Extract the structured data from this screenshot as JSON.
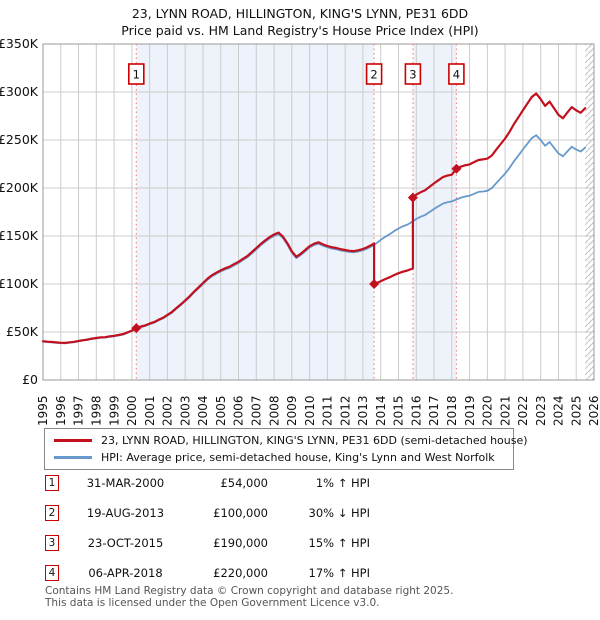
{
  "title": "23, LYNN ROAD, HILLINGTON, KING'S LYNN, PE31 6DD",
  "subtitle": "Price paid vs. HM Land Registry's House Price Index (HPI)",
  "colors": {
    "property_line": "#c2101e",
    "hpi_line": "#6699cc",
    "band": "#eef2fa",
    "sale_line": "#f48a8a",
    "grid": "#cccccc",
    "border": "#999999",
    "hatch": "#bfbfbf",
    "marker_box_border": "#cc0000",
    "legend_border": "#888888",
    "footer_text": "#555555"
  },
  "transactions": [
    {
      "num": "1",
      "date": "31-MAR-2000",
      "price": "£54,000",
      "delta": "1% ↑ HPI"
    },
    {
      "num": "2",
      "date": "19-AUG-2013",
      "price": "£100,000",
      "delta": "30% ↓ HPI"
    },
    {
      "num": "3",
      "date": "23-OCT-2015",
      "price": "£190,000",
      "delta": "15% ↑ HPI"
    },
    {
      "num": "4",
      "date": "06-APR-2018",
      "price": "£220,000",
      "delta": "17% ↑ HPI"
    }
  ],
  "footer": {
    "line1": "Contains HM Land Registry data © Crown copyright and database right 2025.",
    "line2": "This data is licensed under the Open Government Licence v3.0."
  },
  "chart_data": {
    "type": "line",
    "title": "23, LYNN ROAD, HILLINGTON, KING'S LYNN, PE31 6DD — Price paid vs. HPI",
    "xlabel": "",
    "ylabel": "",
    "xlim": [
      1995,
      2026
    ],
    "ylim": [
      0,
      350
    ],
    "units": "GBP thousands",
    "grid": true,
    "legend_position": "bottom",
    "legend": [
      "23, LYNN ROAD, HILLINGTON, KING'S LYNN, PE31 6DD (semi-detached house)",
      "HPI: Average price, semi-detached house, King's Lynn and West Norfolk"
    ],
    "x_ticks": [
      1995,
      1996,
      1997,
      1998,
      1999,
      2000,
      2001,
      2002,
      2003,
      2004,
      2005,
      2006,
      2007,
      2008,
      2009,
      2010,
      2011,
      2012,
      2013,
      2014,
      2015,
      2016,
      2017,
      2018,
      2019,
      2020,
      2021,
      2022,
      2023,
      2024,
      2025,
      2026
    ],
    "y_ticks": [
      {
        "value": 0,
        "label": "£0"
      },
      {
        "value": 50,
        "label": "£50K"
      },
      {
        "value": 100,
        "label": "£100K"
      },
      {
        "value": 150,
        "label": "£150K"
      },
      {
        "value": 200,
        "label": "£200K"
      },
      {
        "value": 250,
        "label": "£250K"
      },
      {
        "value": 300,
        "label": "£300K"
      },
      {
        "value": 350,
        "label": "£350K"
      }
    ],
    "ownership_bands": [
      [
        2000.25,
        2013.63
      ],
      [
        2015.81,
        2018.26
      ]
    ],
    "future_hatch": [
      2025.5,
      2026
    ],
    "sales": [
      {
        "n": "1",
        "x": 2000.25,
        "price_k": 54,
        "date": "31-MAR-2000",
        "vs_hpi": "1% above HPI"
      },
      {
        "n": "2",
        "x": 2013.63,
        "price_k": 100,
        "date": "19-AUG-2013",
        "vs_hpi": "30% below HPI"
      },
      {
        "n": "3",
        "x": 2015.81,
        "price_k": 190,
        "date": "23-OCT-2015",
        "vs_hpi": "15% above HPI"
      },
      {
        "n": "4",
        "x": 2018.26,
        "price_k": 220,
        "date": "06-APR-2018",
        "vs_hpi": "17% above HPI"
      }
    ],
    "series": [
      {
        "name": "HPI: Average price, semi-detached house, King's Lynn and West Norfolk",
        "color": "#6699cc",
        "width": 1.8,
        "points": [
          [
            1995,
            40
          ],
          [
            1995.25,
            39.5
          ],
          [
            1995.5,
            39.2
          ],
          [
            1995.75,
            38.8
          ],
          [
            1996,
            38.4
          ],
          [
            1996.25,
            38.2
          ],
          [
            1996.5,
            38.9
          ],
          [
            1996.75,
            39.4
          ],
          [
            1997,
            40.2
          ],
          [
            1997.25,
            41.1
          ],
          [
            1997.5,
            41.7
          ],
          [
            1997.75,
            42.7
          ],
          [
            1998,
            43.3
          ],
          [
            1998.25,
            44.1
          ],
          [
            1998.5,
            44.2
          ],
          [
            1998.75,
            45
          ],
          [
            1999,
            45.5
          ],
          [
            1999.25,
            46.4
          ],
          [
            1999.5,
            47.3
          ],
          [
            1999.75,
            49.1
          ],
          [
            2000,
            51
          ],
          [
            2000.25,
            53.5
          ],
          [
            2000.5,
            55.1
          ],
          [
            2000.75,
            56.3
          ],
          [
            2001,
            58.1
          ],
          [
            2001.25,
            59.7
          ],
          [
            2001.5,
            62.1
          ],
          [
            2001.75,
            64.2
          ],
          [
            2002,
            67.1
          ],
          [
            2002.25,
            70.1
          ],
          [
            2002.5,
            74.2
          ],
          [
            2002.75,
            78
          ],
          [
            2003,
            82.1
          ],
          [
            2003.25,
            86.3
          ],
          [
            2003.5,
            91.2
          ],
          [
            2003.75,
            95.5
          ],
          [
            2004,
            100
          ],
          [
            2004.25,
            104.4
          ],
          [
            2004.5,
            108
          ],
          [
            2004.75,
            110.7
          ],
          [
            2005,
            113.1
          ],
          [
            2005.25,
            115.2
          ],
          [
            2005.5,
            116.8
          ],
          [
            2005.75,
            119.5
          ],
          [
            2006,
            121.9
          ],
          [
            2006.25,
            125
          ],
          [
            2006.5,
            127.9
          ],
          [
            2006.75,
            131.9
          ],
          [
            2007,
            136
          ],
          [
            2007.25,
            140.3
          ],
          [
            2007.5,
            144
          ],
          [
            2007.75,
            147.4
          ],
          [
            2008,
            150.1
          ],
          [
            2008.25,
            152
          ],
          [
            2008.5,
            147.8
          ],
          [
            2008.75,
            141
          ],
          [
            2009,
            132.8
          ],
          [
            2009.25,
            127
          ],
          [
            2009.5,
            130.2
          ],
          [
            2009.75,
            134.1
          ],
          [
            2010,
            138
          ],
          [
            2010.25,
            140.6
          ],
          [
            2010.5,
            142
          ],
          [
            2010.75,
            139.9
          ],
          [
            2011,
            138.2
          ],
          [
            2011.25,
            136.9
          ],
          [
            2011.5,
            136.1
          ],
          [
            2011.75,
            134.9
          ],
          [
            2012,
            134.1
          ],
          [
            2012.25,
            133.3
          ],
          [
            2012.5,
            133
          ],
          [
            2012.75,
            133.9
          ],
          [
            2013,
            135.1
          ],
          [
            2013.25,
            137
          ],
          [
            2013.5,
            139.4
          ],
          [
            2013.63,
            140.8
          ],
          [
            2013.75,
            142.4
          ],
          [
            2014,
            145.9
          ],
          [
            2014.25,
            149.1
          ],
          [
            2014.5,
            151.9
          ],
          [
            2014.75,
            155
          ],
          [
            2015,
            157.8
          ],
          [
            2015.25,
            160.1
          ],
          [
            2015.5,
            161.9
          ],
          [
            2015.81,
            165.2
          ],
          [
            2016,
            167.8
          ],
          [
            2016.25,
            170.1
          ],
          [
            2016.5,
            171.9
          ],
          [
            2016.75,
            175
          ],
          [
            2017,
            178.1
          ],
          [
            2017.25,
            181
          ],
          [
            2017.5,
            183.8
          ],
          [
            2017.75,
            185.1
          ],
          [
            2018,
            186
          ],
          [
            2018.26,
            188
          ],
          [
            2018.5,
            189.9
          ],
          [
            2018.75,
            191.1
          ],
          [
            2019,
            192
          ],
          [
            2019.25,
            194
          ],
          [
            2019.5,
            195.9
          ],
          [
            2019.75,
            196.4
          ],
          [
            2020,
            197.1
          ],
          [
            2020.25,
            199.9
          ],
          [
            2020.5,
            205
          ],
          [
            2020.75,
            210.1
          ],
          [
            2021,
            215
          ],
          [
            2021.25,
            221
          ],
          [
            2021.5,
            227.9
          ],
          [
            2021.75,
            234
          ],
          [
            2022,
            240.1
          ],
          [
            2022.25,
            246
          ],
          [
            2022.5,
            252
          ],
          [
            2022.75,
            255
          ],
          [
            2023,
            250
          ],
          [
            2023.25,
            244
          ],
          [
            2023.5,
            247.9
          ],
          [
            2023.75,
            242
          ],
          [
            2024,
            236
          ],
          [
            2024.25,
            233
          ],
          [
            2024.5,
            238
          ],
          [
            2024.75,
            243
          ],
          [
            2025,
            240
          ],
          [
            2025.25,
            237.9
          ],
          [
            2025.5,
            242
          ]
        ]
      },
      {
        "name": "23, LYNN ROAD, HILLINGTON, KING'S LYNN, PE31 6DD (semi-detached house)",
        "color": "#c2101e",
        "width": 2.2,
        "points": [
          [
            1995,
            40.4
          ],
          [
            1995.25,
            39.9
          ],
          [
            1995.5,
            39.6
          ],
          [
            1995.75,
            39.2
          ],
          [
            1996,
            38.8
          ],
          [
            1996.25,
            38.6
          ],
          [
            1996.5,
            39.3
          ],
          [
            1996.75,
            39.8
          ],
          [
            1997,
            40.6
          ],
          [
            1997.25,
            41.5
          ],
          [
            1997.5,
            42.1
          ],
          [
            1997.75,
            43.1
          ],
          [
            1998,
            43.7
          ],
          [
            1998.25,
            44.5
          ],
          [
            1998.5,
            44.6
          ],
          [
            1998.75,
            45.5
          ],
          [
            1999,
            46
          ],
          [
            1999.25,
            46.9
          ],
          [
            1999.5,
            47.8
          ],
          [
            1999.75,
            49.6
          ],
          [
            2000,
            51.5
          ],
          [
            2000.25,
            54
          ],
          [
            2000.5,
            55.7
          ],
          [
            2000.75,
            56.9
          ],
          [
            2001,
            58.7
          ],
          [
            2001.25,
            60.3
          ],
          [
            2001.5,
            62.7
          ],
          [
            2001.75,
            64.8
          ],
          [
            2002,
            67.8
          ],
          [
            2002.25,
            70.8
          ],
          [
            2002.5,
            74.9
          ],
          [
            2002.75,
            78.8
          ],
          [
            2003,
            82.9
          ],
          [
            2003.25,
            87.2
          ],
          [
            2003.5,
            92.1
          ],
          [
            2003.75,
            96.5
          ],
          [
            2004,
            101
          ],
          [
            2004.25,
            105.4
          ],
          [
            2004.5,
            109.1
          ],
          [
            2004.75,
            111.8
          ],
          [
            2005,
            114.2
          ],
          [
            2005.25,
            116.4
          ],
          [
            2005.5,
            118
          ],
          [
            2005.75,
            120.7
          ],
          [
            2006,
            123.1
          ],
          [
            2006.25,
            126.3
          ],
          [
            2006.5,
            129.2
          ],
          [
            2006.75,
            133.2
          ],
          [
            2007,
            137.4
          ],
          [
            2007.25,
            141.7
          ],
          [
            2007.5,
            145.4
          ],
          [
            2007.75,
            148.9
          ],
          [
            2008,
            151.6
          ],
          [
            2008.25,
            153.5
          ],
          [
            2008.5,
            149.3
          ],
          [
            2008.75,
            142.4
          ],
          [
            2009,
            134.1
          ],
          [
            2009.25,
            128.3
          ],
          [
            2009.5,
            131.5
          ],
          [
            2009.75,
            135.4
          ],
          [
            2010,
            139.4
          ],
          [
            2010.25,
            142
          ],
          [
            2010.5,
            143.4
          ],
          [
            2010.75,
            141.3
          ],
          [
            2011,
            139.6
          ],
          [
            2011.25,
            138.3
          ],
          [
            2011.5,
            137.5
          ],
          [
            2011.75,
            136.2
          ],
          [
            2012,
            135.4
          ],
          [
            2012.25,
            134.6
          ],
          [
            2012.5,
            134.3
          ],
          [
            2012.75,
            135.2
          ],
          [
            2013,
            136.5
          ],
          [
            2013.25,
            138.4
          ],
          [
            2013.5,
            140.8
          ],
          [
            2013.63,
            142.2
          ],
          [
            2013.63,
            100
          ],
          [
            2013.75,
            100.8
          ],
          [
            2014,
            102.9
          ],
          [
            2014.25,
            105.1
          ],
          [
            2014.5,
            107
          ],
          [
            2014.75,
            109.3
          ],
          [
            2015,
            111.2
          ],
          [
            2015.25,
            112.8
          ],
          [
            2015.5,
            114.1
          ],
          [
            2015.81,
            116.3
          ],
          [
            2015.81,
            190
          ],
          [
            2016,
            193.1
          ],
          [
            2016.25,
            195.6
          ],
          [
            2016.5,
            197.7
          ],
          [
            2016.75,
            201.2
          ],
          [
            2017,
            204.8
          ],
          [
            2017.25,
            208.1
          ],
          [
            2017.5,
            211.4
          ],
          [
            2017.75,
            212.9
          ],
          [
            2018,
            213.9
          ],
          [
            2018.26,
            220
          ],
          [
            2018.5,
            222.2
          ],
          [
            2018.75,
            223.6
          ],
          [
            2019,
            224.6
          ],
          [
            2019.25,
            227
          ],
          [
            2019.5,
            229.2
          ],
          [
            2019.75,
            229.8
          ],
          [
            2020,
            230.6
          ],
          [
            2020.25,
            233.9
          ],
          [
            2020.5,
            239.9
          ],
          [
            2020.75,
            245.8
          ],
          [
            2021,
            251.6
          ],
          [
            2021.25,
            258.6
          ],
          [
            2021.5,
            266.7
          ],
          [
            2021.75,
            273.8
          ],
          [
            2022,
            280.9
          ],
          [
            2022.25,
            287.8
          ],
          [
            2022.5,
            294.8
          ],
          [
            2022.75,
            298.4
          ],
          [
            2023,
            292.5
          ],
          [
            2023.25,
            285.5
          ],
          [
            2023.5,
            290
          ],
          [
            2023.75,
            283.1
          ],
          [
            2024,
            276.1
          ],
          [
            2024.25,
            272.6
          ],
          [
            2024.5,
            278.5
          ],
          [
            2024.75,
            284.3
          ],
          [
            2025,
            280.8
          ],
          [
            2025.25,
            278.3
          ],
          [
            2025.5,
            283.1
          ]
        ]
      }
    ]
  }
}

→ Exercise requirements
Count each line with "name" in it and report that figure by itself.

→ Solution for this problem
2